▶ _What is needed_:
Retype each line exactly. Skip images.
* BEGIN Source data *
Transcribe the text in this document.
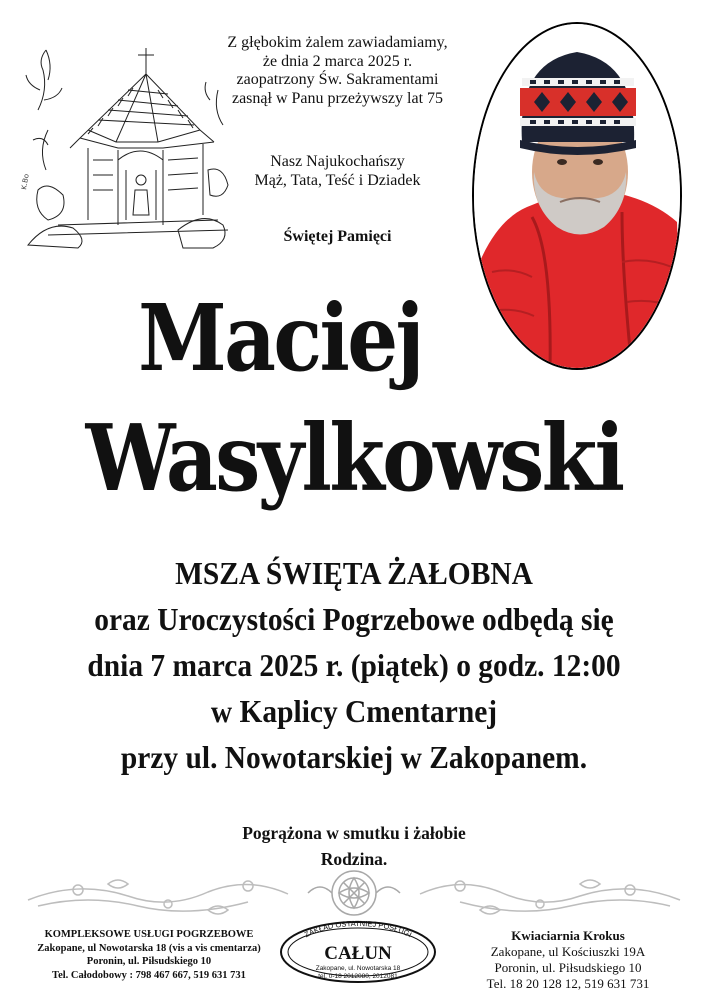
K.Bo
Z głębokim żalem zawiadamiamy,
że dnia 2 marca 2025 r.
zaopatrzony Św. Sakramentami
zasnął w Panu przeżywszy lat 75
Nasz Najukochańszy
Mąż, Tata, Teść i Dziadek
Świętej Pamięci
Maciej
Wasylkowski
MSZA ŚWIĘTA ŻAŁOBNA
oraz Uroczystości Pogrzebowe odbędą się
dnia 7 marca 2025 r. (piątek) o godz. 12:00
w Kaplicy Cmentarnej
przy ul. Nowotarskiej w Zakopanem.
Pogrążona w smutku i żałobie
Rodzina.
KOMPLEKSOWE USŁUGI POGRZEBOWE
Zakopane, ul Nowotarska 18 (vis a vis cmentarza)
Poronin, ul. Piłsudskiego 10
Tel. Całodobowy : 798 467 667, 519 631 731
ZAKŁAD OSTATNIEJ POSŁUGI
CAŁUN
Zakopane, ul. Nowotarska 18
tel. 0-18 2012080, 2012081
Kwiaciarnia Krokus
Zakopane, ul Kościuszki 19A
Poronin, ul. Piłsudskiego 10
Tel. 18 20 128 12, 519 631 731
* END Source data *
▶ _Complete output_:
Transcribe the text in this document.
K.Bo
Z głębokim żalem zawiadamiamy,
że dnia 2 marca 2025 r.
zaopatrzony Św. Sakramentami
zasnął w Panu przeżywszy lat 75
Nasz Najukochańszy
Mąż, Tata, Teść i Dziadek
Świętej Pamięci
Maciej
Wasylkowski
MSZA ŚWIĘTA ŻAŁOBNA
oraz Uroczystości Pogrzebowe odbędą się
dnia 7 marca 2025 r. (piątek) o godz. 12:00
w Kaplicy Cmentarnej
przy ul. Nowotarskiej w Zakopanem.
Pogrążona w smutku i żałobie
Rodzina.
KOMPLEKSOWE USŁUGI POGRZEBOWE
Zakopane, ul Nowotarska 18 (vis a vis cmentarza)
Poronin, ul. Piłsudskiego 10
Tel. Całodobowy : 798 467 667, 519 631 731
ZAKŁAD OSTATNIEJ POSŁUGI
CAŁUN
Zakopane, ul. Nowotarska 18
tel. 0-18 2012080, 2012081
Kwiaciarnia Krokus
Zakopane, ul Kościuszki 19A
Poronin, ul. Piłsudskiego 10
Tel. 18 20 128 12, 519 631 731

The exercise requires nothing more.